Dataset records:
-- Start --
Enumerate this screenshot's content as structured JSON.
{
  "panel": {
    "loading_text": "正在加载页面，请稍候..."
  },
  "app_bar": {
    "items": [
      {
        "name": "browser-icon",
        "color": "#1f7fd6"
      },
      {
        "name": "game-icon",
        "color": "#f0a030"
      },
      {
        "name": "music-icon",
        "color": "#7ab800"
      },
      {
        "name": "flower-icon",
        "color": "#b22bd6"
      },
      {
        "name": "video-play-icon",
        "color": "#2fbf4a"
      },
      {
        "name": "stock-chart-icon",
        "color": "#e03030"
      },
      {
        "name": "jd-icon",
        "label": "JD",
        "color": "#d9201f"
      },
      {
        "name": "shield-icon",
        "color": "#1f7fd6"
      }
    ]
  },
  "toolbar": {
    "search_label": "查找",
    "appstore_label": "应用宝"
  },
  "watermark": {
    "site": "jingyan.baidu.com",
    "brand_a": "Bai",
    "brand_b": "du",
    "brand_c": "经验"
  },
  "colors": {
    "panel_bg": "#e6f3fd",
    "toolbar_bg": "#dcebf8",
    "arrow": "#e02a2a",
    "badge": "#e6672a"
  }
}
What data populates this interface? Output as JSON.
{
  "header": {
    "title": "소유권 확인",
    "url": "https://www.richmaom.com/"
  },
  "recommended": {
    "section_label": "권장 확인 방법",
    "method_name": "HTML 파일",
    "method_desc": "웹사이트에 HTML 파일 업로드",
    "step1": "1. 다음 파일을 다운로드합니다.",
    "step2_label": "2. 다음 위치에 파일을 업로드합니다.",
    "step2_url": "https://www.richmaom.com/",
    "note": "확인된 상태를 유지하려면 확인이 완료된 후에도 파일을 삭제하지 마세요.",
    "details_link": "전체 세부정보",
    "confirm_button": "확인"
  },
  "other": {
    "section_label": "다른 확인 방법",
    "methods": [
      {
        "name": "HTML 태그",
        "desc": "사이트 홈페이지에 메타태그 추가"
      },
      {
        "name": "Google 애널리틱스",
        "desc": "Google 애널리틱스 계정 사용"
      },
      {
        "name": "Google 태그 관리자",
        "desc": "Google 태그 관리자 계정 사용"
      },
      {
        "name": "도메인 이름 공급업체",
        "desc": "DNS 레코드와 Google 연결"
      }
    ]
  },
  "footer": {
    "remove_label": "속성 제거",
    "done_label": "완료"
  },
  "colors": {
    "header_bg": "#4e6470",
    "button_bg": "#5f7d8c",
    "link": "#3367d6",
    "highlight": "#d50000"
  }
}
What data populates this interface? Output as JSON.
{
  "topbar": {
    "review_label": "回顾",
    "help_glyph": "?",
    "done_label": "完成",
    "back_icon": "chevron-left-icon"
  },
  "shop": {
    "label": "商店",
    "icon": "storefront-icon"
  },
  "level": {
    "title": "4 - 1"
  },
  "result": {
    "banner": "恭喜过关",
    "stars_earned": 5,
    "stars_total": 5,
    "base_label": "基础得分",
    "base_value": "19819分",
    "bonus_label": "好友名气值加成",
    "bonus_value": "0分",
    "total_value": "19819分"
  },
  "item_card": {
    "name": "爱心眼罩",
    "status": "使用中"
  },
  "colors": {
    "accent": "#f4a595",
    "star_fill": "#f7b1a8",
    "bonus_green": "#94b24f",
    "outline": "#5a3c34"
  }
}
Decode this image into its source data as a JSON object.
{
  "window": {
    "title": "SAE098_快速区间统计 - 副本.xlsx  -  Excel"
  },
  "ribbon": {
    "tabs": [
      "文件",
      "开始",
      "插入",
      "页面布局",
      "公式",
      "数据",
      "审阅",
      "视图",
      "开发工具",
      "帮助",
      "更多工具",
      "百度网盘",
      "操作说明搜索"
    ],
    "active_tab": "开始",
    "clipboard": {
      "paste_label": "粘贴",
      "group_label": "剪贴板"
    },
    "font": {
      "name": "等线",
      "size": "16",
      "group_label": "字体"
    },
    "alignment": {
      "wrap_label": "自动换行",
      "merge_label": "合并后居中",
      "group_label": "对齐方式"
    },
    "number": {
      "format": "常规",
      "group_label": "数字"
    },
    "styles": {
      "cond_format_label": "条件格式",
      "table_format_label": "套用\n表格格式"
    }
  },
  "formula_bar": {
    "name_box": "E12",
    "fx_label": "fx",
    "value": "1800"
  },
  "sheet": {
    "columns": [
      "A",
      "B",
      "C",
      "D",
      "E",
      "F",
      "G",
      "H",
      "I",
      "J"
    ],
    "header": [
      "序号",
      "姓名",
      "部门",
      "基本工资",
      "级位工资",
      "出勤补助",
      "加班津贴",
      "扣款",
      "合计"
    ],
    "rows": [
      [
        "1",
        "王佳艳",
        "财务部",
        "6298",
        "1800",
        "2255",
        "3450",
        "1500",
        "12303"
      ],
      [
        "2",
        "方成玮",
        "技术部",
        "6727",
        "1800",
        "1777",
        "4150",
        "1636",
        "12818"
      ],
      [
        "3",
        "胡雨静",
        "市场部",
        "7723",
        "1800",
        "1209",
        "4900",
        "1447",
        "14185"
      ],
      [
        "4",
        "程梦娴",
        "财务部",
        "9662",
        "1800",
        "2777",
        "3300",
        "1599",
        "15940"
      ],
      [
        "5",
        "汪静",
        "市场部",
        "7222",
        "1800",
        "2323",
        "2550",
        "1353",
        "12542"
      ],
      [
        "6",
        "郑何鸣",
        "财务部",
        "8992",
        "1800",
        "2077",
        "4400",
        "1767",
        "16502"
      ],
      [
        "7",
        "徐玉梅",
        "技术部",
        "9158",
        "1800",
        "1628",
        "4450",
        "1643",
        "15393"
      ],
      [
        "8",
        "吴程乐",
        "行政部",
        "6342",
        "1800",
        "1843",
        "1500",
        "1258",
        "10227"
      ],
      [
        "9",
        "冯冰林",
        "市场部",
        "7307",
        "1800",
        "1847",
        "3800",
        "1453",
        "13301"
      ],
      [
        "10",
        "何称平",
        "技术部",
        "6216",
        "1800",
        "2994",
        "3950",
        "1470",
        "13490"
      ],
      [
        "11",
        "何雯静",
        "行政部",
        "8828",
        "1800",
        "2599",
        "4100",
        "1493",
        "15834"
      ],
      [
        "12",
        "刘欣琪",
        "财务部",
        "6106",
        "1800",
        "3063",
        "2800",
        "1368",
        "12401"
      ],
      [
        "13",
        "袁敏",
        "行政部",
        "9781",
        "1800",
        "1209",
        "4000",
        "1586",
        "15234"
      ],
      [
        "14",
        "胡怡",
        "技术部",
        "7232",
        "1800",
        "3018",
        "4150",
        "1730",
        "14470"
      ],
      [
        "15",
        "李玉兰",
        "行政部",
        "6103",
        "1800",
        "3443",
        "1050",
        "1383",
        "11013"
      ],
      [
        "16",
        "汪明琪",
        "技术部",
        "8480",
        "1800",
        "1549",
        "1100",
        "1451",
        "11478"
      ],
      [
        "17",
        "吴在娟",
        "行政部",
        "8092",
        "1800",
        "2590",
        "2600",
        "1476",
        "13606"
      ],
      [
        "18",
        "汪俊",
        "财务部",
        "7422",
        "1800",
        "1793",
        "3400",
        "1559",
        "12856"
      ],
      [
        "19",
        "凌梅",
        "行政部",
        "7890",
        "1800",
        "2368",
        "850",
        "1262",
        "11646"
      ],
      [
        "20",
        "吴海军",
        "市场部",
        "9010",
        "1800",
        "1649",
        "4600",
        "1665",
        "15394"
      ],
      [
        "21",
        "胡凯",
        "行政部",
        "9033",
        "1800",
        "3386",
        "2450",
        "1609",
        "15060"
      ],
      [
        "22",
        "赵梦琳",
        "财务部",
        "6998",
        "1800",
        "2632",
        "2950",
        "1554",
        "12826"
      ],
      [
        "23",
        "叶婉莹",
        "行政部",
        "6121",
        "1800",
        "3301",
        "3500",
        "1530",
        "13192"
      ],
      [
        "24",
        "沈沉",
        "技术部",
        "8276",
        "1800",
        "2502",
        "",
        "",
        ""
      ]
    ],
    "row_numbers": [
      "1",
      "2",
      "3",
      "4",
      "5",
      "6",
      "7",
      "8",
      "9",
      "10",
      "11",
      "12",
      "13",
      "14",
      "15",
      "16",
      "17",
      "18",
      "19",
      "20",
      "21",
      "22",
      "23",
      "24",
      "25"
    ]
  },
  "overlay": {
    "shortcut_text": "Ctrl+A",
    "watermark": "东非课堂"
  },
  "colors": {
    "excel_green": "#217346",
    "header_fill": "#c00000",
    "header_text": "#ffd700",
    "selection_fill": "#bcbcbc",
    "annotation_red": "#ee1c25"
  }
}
-- End --
### TASK DIRECTIONS
Which lines contain the word "https"? Return each of them.

### TASK OUTPUT
    "url": "https://www.richmaom.com/"
    "step2_url": "https://www.richmaom.com/",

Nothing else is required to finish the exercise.